— start Data to process —

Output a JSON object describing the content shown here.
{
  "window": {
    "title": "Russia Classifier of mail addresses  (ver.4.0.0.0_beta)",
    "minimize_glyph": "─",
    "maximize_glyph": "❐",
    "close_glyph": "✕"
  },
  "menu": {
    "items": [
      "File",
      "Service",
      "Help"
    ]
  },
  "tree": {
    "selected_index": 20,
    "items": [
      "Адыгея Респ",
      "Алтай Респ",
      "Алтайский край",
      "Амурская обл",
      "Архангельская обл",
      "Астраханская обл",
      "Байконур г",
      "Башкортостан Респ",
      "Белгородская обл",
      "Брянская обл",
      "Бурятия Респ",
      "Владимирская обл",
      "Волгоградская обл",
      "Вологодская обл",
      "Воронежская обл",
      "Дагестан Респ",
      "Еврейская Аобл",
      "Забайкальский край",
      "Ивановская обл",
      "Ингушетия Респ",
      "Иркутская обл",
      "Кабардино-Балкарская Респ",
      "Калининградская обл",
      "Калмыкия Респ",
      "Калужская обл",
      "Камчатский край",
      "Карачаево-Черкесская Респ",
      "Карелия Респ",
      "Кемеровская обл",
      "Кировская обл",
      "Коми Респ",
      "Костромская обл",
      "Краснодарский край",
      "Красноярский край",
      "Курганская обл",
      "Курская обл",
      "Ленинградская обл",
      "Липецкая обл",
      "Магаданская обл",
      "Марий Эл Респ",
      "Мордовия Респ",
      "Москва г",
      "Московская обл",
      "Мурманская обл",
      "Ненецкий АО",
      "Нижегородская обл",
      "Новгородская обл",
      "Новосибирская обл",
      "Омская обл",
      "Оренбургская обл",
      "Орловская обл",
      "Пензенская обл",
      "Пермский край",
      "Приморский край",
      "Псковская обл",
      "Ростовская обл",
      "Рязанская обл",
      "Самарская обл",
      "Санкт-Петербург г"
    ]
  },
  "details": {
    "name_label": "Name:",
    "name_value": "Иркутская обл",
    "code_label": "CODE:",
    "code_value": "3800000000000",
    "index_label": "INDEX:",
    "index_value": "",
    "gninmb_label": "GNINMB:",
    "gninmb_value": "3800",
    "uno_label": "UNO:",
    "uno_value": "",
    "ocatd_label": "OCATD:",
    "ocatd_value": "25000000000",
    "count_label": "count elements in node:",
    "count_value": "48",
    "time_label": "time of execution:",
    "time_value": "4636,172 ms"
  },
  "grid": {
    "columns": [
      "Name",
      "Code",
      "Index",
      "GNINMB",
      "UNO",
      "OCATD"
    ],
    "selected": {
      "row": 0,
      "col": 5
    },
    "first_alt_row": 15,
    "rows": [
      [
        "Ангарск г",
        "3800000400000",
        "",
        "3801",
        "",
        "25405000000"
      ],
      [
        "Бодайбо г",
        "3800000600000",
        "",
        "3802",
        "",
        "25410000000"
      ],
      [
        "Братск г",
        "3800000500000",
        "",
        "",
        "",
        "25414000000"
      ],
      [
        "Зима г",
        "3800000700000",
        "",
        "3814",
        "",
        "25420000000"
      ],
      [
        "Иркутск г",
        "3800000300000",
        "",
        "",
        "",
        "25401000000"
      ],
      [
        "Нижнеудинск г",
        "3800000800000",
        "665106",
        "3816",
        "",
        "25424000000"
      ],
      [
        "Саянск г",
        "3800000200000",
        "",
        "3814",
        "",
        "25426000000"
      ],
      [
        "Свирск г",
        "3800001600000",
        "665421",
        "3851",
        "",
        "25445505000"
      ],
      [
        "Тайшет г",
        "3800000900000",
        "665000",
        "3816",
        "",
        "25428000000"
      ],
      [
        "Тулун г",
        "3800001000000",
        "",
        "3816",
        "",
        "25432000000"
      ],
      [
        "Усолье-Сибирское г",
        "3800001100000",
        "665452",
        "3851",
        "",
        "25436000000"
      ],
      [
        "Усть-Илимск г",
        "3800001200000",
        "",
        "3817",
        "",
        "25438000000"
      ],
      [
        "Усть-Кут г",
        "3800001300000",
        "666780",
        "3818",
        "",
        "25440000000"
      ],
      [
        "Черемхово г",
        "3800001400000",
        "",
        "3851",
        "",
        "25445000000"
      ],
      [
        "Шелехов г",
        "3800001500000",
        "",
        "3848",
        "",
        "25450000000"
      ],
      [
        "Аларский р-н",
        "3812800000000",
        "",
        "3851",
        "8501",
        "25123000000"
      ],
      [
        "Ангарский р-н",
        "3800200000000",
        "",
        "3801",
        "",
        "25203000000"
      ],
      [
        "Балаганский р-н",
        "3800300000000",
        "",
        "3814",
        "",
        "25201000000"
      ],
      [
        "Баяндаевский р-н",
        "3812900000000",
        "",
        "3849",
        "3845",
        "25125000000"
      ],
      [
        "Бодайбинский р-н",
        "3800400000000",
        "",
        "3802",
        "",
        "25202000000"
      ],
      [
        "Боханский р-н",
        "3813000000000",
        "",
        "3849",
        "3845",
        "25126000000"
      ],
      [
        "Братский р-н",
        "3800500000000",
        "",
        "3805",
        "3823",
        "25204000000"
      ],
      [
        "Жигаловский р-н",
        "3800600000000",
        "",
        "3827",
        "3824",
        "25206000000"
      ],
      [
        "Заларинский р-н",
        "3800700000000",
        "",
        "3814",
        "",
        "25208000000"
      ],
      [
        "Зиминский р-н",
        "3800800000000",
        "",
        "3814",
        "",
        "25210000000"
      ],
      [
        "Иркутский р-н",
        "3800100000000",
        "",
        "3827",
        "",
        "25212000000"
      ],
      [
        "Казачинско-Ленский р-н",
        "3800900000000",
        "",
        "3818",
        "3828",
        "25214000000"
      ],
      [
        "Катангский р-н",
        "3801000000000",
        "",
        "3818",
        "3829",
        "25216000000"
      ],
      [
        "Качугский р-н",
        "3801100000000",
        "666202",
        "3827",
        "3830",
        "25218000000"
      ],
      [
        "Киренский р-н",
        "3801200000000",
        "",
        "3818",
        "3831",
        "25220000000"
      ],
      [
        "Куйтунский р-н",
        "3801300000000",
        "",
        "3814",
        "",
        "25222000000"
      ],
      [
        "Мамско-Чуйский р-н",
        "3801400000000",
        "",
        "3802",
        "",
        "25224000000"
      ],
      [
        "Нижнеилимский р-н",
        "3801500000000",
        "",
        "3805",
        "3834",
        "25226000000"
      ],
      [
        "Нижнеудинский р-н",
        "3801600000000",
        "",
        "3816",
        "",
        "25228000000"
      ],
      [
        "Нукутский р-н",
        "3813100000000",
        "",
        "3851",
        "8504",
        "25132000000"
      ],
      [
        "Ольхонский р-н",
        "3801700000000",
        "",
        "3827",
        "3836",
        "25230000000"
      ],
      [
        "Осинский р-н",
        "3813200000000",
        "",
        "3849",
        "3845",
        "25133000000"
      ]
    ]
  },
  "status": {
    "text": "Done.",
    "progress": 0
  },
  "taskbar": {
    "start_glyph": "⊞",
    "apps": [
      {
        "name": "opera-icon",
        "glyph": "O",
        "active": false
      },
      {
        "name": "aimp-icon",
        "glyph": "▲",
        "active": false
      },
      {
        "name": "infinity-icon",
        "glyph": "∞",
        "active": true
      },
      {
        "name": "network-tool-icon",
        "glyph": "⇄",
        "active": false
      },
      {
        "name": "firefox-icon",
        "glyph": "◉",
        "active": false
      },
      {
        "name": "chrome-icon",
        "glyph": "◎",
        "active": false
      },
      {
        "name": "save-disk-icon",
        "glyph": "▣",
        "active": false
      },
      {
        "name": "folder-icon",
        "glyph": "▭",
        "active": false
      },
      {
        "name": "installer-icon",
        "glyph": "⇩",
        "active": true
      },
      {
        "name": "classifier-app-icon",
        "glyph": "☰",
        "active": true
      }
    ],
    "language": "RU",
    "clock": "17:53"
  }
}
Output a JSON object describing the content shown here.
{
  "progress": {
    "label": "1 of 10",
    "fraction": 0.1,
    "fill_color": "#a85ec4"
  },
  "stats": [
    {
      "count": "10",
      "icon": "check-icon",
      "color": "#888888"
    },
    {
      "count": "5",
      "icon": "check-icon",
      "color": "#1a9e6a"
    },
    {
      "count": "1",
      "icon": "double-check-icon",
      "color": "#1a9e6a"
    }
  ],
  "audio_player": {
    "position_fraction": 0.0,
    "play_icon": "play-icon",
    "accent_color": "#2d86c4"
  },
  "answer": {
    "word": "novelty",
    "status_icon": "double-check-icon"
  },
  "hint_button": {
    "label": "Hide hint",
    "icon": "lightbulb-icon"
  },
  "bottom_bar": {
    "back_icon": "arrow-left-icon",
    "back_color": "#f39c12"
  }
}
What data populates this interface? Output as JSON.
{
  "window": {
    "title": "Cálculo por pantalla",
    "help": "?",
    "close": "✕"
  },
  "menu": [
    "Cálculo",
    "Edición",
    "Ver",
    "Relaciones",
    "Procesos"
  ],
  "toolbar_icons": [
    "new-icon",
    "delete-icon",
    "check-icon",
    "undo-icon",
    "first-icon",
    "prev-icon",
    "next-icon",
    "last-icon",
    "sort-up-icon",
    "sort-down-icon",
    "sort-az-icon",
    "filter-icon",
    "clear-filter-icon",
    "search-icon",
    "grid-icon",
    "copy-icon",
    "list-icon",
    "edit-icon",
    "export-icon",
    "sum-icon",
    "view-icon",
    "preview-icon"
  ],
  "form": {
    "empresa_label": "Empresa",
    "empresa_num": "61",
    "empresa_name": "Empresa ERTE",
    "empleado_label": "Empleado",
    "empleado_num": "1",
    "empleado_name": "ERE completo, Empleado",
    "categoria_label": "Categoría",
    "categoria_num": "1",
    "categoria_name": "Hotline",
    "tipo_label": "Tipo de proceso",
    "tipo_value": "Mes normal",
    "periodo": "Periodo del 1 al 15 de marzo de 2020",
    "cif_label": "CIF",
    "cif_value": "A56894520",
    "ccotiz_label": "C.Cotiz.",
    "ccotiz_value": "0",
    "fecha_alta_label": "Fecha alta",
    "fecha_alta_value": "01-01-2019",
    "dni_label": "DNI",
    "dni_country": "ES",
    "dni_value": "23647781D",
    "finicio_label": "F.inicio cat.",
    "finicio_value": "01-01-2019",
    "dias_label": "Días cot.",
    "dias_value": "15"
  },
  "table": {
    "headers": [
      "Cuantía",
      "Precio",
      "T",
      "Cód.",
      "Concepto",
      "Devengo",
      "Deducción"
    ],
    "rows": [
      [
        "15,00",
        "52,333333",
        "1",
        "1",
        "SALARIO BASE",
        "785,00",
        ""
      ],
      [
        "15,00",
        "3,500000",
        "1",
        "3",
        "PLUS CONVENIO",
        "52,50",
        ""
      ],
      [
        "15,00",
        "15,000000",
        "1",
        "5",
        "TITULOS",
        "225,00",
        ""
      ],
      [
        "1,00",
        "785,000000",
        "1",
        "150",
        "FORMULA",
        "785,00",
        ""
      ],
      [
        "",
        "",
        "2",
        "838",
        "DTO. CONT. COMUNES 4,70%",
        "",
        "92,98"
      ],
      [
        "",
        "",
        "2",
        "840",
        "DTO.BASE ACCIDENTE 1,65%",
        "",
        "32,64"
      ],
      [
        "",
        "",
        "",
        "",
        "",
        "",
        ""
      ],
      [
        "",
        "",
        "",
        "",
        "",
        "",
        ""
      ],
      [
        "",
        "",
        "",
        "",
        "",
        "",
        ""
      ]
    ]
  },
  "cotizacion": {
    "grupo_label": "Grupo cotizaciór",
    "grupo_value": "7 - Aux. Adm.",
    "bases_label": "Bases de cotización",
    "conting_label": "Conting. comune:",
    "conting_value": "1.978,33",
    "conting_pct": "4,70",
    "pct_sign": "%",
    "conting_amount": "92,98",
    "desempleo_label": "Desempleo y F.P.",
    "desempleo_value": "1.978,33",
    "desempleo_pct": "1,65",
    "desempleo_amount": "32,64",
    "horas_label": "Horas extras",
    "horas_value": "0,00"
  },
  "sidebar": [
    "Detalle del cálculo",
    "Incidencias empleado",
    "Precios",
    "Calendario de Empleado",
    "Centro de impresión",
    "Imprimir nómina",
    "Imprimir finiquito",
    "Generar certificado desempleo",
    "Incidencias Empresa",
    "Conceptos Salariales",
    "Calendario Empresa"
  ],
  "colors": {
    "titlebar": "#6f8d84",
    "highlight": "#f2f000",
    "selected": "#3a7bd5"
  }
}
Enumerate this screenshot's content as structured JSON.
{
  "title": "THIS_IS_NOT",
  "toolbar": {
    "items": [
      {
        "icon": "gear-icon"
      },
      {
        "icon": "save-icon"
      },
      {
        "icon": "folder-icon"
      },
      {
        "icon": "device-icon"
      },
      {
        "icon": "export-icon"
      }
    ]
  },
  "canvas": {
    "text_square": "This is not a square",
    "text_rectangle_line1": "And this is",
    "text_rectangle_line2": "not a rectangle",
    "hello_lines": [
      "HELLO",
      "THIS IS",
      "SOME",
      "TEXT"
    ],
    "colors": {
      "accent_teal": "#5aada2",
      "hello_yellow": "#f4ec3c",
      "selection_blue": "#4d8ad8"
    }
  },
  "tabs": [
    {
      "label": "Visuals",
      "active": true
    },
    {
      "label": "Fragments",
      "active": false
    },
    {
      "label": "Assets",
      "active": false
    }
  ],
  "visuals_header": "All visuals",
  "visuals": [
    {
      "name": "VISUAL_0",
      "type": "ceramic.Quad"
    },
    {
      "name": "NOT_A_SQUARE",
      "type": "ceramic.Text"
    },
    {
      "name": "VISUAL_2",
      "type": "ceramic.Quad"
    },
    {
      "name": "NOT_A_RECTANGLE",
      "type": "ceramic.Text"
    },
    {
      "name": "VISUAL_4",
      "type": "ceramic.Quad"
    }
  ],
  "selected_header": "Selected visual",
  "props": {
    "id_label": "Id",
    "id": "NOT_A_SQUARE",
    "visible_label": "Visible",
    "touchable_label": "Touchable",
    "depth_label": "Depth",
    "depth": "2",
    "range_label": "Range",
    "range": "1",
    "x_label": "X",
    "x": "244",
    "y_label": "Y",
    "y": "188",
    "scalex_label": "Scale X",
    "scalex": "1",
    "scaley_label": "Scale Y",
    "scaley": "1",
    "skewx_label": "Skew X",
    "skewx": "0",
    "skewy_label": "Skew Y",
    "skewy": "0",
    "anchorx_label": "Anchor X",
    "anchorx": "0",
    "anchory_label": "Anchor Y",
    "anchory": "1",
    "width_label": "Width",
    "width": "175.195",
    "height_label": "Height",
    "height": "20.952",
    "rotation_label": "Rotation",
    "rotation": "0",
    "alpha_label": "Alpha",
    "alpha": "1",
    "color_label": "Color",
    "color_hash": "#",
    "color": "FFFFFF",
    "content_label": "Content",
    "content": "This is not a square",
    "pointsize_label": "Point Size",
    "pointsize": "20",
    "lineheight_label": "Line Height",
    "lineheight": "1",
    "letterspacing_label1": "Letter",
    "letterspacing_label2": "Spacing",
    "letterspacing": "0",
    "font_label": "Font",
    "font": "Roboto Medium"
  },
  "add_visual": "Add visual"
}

— end Data to process —

Exercise goal.
Copy out every line in the entries above that holds "JSON".

Result of the exercise.
Output a JSON object describing the content shown here.
Output a JSON object describing the content shown here.
What data populates this interface? Output as JSON.
Enumerate this screenshot's content as structured JSON.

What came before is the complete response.